Problem to solve: Reproduce the rows below exactly as they appear, omitting the pictures from your output.

Record excerpts:

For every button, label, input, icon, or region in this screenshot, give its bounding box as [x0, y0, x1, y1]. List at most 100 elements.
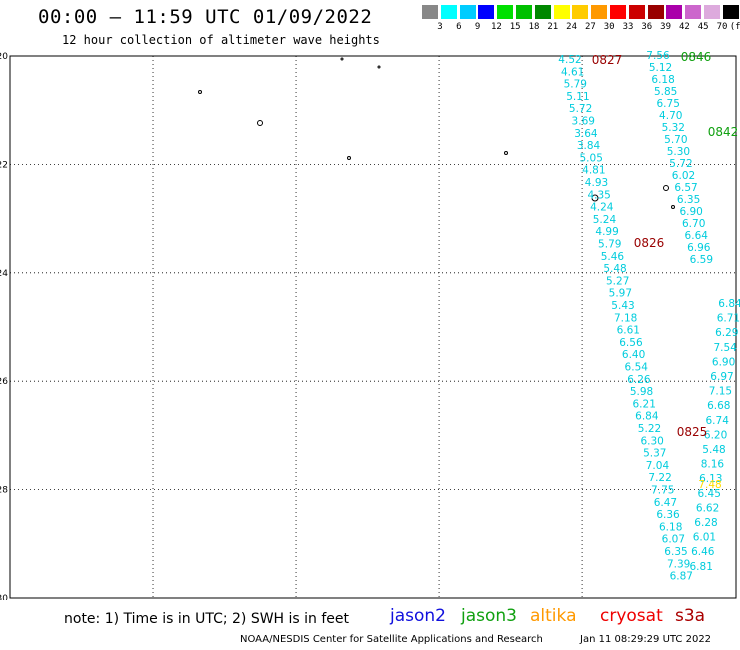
colorbar-swatch	[478, 5, 495, 19]
colorbar-tick-label: 6	[456, 22, 462, 32]
swh-value-label: 5.11	[566, 91, 589, 103]
colorbar-swatch	[685, 5, 702, 19]
swh-value-label: 6.57	[674, 182, 697, 194]
swh-value-label: 5.24	[593, 214, 617, 226]
swh-value-label: 6.01	[693, 532, 716, 544]
colorbar-tick-label: 21	[547, 22, 559, 32]
swh-value-label: 6.46	[691, 546, 715, 558]
colorbar-tick-label: 15	[509, 22, 521, 32]
swh-value-label: 6.71	[717, 313, 740, 325]
y-tick-label: -22	[0, 160, 8, 170]
pass-time-label: 0846	[681, 50, 712, 64]
satellite-label-cryosat: cryosat	[600, 606, 663, 626]
highlight-value-label: 7.48	[698, 479, 721, 491]
swh-value-label: 6.02	[672, 170, 695, 182]
colorbar-swatch	[628, 5, 645, 19]
wave-height-chart: -165-162-159-156-153-15-20-22-24-26-28-3…	[0, 50, 740, 600]
swh-value-label: 5.85	[654, 86, 677, 98]
swh-value-label: 5.12	[649, 62, 672, 74]
satellite-label-jason2: jason2	[390, 606, 446, 626]
pass-time-label: 0826	[634, 236, 665, 250]
swh-value-label: 7.04	[646, 460, 670, 472]
swh-value-label: 7.56	[646, 50, 670, 62]
y-tick-label: -30	[0, 594, 8, 600]
swh-value-label: 4.52	[558, 54, 581, 66]
swh-value-label: 6.90	[679, 206, 702, 218]
colorbar-tick-label: 18	[528, 22, 540, 32]
units-note: note: 1) Time is in UTC; 2) SWH is in fe…	[64, 611, 350, 627]
chart-subtitle: 12 hour collection of altimeter wave hei…	[62, 33, 380, 47]
y-tick-label: -26	[0, 377, 8, 387]
island-outline	[671, 205, 675, 209]
swh-value-label: 4.61	[561, 66, 584, 78]
y-tick-label: -20	[0, 52, 8, 62]
swh-value-label: 6.90	[712, 356, 735, 368]
colorbar-swatch	[704, 5, 720, 19]
swh-value-label: 6.29	[715, 327, 738, 339]
colorbar-tick-label: 39	[660, 22, 672, 32]
swh-value-label: 5.72	[569, 103, 592, 115]
swh-value-label: 5.72	[669, 158, 692, 170]
swh-value-label: 6.96	[687, 242, 711, 254]
swh-value-label: 6.56	[619, 337, 643, 349]
island-outline	[504, 151, 508, 155]
swh-value-label: 6.87	[670, 571, 693, 583]
swh-value-label: 6.70	[682, 218, 705, 230]
island-outline	[663, 185, 669, 191]
swh-value-label: 4.35	[587, 189, 610, 201]
satellite-label-jason3: jason3	[461, 606, 517, 626]
swh-value-label: 6.28	[694, 517, 717, 529]
swh-value-label: 5.48	[702, 444, 725, 456]
colorbar-tick-label: 9	[474, 22, 481, 32]
island-outline	[377, 65, 381, 69]
colorbar-swatch	[647, 5, 664, 19]
swh-value-label: 6.36	[656, 509, 680, 521]
swh-value-label: 6.47	[654, 497, 677, 509]
swh-value-label: 7.22	[648, 472, 671, 484]
swh-value-label: 6.64	[685, 230, 709, 242]
island-outline	[347, 156, 351, 160]
colorbar-unit-label: (ft)	[729, 22, 740, 32]
swh-value-label: 6.54	[625, 362, 649, 374]
swh-value-label: 4.70	[659, 110, 682, 122]
colorbar-swatch	[666, 5, 683, 19]
colorbar-tick-label: 70	[716, 22, 728, 32]
colorbar-tick-label: 42	[678, 22, 690, 32]
swh-value-label: 5.43	[611, 300, 634, 312]
swh-value-label: 3.69	[572, 116, 595, 128]
swh-value-label: 4.24	[590, 202, 614, 214]
colorbar-swatch	[610, 5, 626, 19]
swh-value-label: 6.18	[651, 74, 674, 86]
colorbar-swatch	[459, 5, 476, 19]
swh-value-label: 6.21	[633, 398, 656, 410]
pass-time-label: 0842	[708, 125, 739, 139]
swh-value-label: 6.84	[718, 298, 740, 310]
swh-value-label: 6.68	[707, 400, 730, 412]
island-outline	[257, 120, 263, 126]
swh-value-label: 7.54	[714, 342, 738, 354]
swh-value-label: 3.64	[574, 128, 598, 140]
colorbar-tick-label: 36	[641, 22, 653, 32]
colorbar-tick-label: 12	[490, 22, 502, 32]
island-outline	[591, 194, 599, 202]
colorbar-swatch	[591, 5, 608, 19]
satellite-label-s3a: s3a	[675, 606, 706, 626]
swh-value-label: 5.37	[643, 448, 666, 460]
colorbar-tick-label: 33	[622, 22, 634, 32]
colorbar-swatch	[534, 5, 551, 19]
swh-value-label: 6.26	[627, 374, 651, 386]
swh-value-label: 4.81	[582, 165, 605, 177]
swh-value-label: 6.74	[706, 415, 730, 427]
swh-value-label: 6.62	[696, 502, 719, 514]
swh-value-label: 4.99	[595, 226, 618, 238]
swh-value-label: 5.32	[662, 122, 685, 134]
swh-value-label: 7.15	[709, 386, 732, 398]
colorbar-tick-label: 27	[584, 22, 596, 32]
swh-value-label: 7.18	[614, 312, 637, 324]
colorbar-tick-label: 24	[566, 22, 578, 32]
colorbar-swatch	[422, 5, 438, 19]
y-tick-label: -28	[0, 486, 8, 496]
pass-time-label: 0825	[677, 425, 708, 439]
swh-value-label: 6.81	[690, 561, 713, 573]
swh-value-label: 4.93	[585, 177, 608, 189]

Solution to this task:
For every button, label, input, icon, or region in this screenshot, give its bounding box as [x0, y0, x1, y1]. List at most 100 elements.
colorbar-swatch	[478, 5, 495, 19]
colorbar-tick-label: 6	[456, 22, 462, 32]
swh-value-label: 5.11	[566, 91, 589, 103]
colorbar-swatch	[685, 5, 702, 19]
swh-value-label: 6.57	[674, 182, 697, 194]
swh-value-label: 5.24	[593, 214, 617, 226]
swh-value-label: 6.01	[693, 532, 716, 544]
colorbar-tick-label: 21	[547, 22, 559, 32]
swh-value-label: 6.46	[691, 546, 715, 558]
colorbar-tick-label: 15	[509, 22, 521, 32]
swh-value-label: 6.71	[717, 313, 740, 325]
y-tick-label: -22	[0, 160, 8, 170]
pass-time-label: 0846	[681, 50, 712, 64]
satellite-label-cryosat: cryosat	[600, 606, 663, 626]
highlight-value-label: 7.48	[698, 479, 721, 491]
swh-value-label: 6.02	[672, 170, 695, 182]
colorbar-swatch	[628, 5, 645, 19]
wave-height-chart: -165-162-159-156-153-15-20-22-24-26-28-3…	[0, 50, 740, 600]
swh-value-label: 5.85	[654, 86, 677, 98]
swh-value-label: 5.12	[649, 62, 672, 74]
satellite-label-jason2: jason2	[390, 606, 446, 626]
pass-time-label: 0826	[634, 236, 665, 250]
swh-value-label: 7.04	[646, 460, 670, 472]
swh-value-label: 7.56	[646, 50, 670, 62]
y-tick-label: -30	[0, 594, 8, 600]
swh-value-label: 4.52	[558, 54, 581, 66]
swh-value-label: 6.90	[679, 206, 702, 218]
colorbar-tick-label: 18	[528, 22, 540, 32]
units-note: note: 1) Time is in UTC; 2) SWH is in fe…	[64, 611, 350, 627]
chart-subtitle: 12 hour collection of altimeter wave hei…	[62, 33, 380, 47]
y-tick-label: -26	[0, 377, 8, 387]
island-outline	[671, 205, 675, 209]
swh-value-label: 4.61	[561, 66, 584, 78]
y-tick-label: -20	[0, 52, 8, 62]
swh-value-label: 6.90	[712, 356, 735, 368]
colorbar-swatch	[704, 5, 720, 19]
swh-value-label: 6.29	[715, 327, 738, 339]
colorbar-tick-label: 39	[660, 22, 672, 32]
swh-value-label: 5.72	[569, 103, 592, 115]
swh-value-label: 5.72	[669, 158, 692, 170]
swh-value-label: 6.96	[687, 242, 711, 254]
swh-value-label: 6.56	[619, 337, 643, 349]
island-outline	[504, 151, 508, 155]
swh-value-label: 6.87	[670, 571, 693, 583]
swh-value-label: 6.70	[682, 218, 705, 230]
island-outline	[663, 185, 669, 191]
swh-value-label: 4.35	[587, 189, 610, 201]
satellite-label-jason3: jason3	[461, 606, 517, 626]
swh-value-label: 6.28	[694, 517, 717, 529]
swh-value-label: 5.48	[702, 444, 725, 456]
colorbar-tick-label: 9	[474, 22, 481, 32]
island-outline	[377, 65, 381, 69]
colorbar-swatch	[647, 5, 664, 19]
swh-value-label: 6.36	[656, 509, 680, 521]
swh-value-label: 6.47	[654, 497, 677, 509]
swh-value-label: 7.22	[648, 472, 671, 484]
swh-value-label: 6.64	[685, 230, 709, 242]
island-outline	[347, 156, 351, 160]
colorbar-unit-label: (ft)	[729, 22, 740, 32]
swh-value-label: 6.54	[625, 362, 649, 374]
swh-value-label: 4.70	[659, 110, 682, 122]
colorbar-swatch	[666, 5, 683, 19]
colorbar-tick-label: 70	[716, 22, 728, 32]
colorbar-tick-label: 42	[678, 22, 690, 32]
swh-value-label: 5.43	[611, 300, 634, 312]
swh-value-label: 3.69	[572, 116, 595, 128]
swh-value-label: 4.24	[590, 202, 614, 214]
colorbar-swatch	[610, 5, 626, 19]
swh-value-label: 6.18	[651, 74, 674, 86]
colorbar-swatch	[459, 5, 476, 19]
swh-value-label: 6.21	[633, 398, 656, 410]
pass-time-label: 0842	[708, 125, 739, 139]
swh-value-label: 6.84	[718, 298, 740, 310]
swh-value-label: 6.68	[707, 400, 730, 412]
island-outline	[257, 120, 263, 126]
swh-value-label: 7.54	[714, 342, 738, 354]
swh-value-label: 3.64	[574, 128, 598, 140]
colorbar-tick-label: 36	[641, 22, 653, 32]
colorbar-tick-label: 12	[490, 22, 502, 32]
island-outline	[591, 194, 599, 202]
colorbar-swatch	[591, 5, 608, 19]
satellite-label-s3a: s3a	[675, 606, 706, 626]
swh-value-label: 5.37	[643, 448, 666, 460]
colorbar-tick-label: 33	[622, 22, 634, 32]
colorbar-swatch	[534, 5, 551, 19]
swh-value-label: 6.26	[627, 374, 651, 386]
swh-value-label: 4.81	[582, 165, 605, 177]
swh-value-label: 6.74	[706, 415, 730, 427]
swh-value-label: 6.62	[696, 502, 719, 514]
swh-value-label: 4.99	[595, 226, 618, 238]
swh-value-label: 5.32	[662, 122, 685, 134]
swh-value-label: 7.15	[709, 386, 732, 398]
colorbar-tick-label: 27	[584, 22, 596, 32]
swh-value-label: 7.18	[614, 312, 637, 324]
colorbar-tick-label: 24	[566, 22, 578, 32]
colorbar-swatch	[422, 5, 438, 19]
y-tick-label: -28	[0, 486, 8, 496]
pass-time-label: 0825	[677, 425, 708, 439]
swh-value-label: 6.81	[690, 561, 713, 573]
swh-value-label: 4.93	[585, 177, 608, 189]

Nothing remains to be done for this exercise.